## [OBJECTIVE A]
Retype the Inkscape installation and drawing guide in full, word for word.

Install Inkscape on Linux

Inkscape is available for Linux, Windows, and macOS.

On Fedora, Mageia, and similar distributions, you can install it with your package manager:

$ sudo dnf install inkscape

On Elementary, Mint, and other Debian-based distributions:

$ sudo apt install inkscape

Personally, I use Inkscape as a Flatpak.

Drawing in Inkscape

The best way to learn is to do, and there's nothing quite as festive as a sugar skull, so you may as well celebrate your soon-to-be-discovered new talent by drawing one.

Whether or not you consider yourself an illustrator, open Inkscape and find the Circle tool. You can find all the drawing tools along the left side of the Inkscape window.

Once you've selected the circle tool, click and drag on the canvas to draw an ellipse. It doesn't have to be a perfect circle, but if you want it to be, you can hold down Ctrl as you draw.

You've just drawn a shape. It may or may not look exactly like the one I've drawn, and that's OK. There are at least two standard properties to any shape you draw in Inkscape: the fill and the stroke. The stroke is the outline of a shape, and the fill is the part within the outline. You can customize both with the Fill and Stroke panel.

You can access the property panels (Inkscape calls them "Dialogs") with the icons on the right side of the Inkscape window. The Fill and Stroke dialog has three tabs: Fill, Stroke Paint, and Stroke Style. In the Fill and Stroke dialog, select the Fill tab and set the fill type to Flat color. Use the color wheel to give the fill of your shape a color. Then select the Stroke paint tab, set the stroke type to Flat color, and set a stroke color.

Unifying objects

Next, use the rectangle tool to draw a jaw for the skull.

Records of where elements appear

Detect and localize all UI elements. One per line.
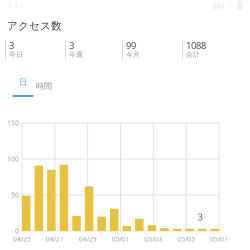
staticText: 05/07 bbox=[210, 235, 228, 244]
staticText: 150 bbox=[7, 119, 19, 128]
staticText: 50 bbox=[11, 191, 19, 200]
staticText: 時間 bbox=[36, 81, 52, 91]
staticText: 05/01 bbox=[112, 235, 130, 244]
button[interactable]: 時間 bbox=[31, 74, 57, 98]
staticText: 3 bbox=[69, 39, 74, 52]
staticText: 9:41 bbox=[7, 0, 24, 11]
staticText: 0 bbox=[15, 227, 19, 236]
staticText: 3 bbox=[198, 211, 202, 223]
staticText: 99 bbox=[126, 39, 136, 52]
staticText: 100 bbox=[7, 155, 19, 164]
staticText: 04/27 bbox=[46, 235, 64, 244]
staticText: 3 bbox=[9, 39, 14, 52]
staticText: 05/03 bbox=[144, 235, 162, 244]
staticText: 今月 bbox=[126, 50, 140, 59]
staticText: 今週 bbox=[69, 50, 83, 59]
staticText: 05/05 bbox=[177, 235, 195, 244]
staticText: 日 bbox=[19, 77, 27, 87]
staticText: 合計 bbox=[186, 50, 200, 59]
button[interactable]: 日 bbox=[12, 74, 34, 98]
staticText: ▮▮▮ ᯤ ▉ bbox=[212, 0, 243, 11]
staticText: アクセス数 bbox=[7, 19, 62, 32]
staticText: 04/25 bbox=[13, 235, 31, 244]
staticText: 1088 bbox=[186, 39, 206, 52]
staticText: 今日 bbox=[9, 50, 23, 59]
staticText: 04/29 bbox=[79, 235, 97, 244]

## [OBJECTIVE B]
Echo every line of the records above exactly as it appears, leaving out the pictures.

## [RESULT A]
Install Inkscape on Linux

Inkscape is available for Linux, Windows, and macOS.

On Fedora, Mageia, and similar distributions, you can install it with your package manager:

$ sudo dnf install inkscape

On Elementary, Mint, and other Debian-based distributions:

$ sudo apt install inkscape

Personally, I use Inkscape as a Flatpak.

Drawing in Inkscape

The best way to learn is to do, and there's nothing quite as festive as a sugar skull, so you may as well celebrate your soon-to-be-discovered new talent by drawing one.

Whether or not you consider yourself an illustrator, open Inkscape and find the Circle tool. You can find all the drawing tools along the left side of the Inkscape window.

Once you've selected the circle tool, click and drag on the canvas to draw an ellipse. It doesn't have to be a perfect circle, but if you want it to be, you can hold down Ctrl as you draw.

You've just drawn a shape. It may or may not look exactly like the one I've drawn, and that's OK. There are at least two standard properties to any shape you draw in Inkscape: the fill and the stroke. The stroke is the outline of a shape, and the fill is the part within the outline. You can customize both with the Fill and Stroke panel.

You can access the property panels (Inkscape calls them "Dialogs") with the icons on the right side of the Inkscape window. The Fill and Stroke dialog has three tabs: Fill, Stroke Paint, and Stroke Style. In the Fill and Stroke dialog, select the Fill tab and set the fill type to Flat color. Use the color wheel to give the fill of your shape a color. Then select the Stroke paint tab, set the stroke type to Flat color, and set a stroke color.

Unifying objects

Next, use the rectangle tool to draw a jaw for the skull.

## [RESULT B]
Detect and localize all UI elements. One per line.
staticText: 05/07 bbox=[210, 235, 228, 244]
staticText: 150 bbox=[7, 119, 19, 128]
staticText: 50 bbox=[11, 191, 19, 200]
staticText: 時間 bbox=[36, 81, 52, 91]
staticText: 05/01 bbox=[112, 235, 130, 244]
button[interactable]: 時間 bbox=[31, 74, 57, 98]
staticText: 3 bbox=[69, 39, 74, 52]
staticText: 9:41 bbox=[7, 0, 24, 11]
staticText: 0 bbox=[15, 227, 19, 236]
staticText: 3 bbox=[198, 211, 202, 223]
staticText: 99 bbox=[126, 39, 136, 52]
staticText: 100 bbox=[7, 155, 19, 164]
staticText: 04/27 bbox=[46, 235, 64, 244]
staticText: 3 bbox=[9, 39, 14, 52]
staticText: 05/03 bbox=[144, 235, 162, 244]
staticText: 今月 bbox=[126, 50, 140, 59]
staticText: 今週 bbox=[69, 50, 83, 59]
staticText: 05/05 bbox=[177, 235, 195, 244]
staticText: 日 bbox=[19, 77, 27, 87]
staticText: 合計 bbox=[186, 50, 200, 59]
button[interactable]: 日 bbox=[12, 74, 34, 98]
staticText: ▮▮▮ ᯤ ▉ bbox=[212, 0, 243, 11]
staticText: アクセス数 bbox=[7, 19, 62, 32]
staticText: 04/25 bbox=[13, 235, 31, 244]
staticText: 1088 bbox=[186, 39, 206, 52]
staticText: 今日 bbox=[9, 50, 23, 59]
staticText: 04/29 bbox=[79, 235, 97, 244]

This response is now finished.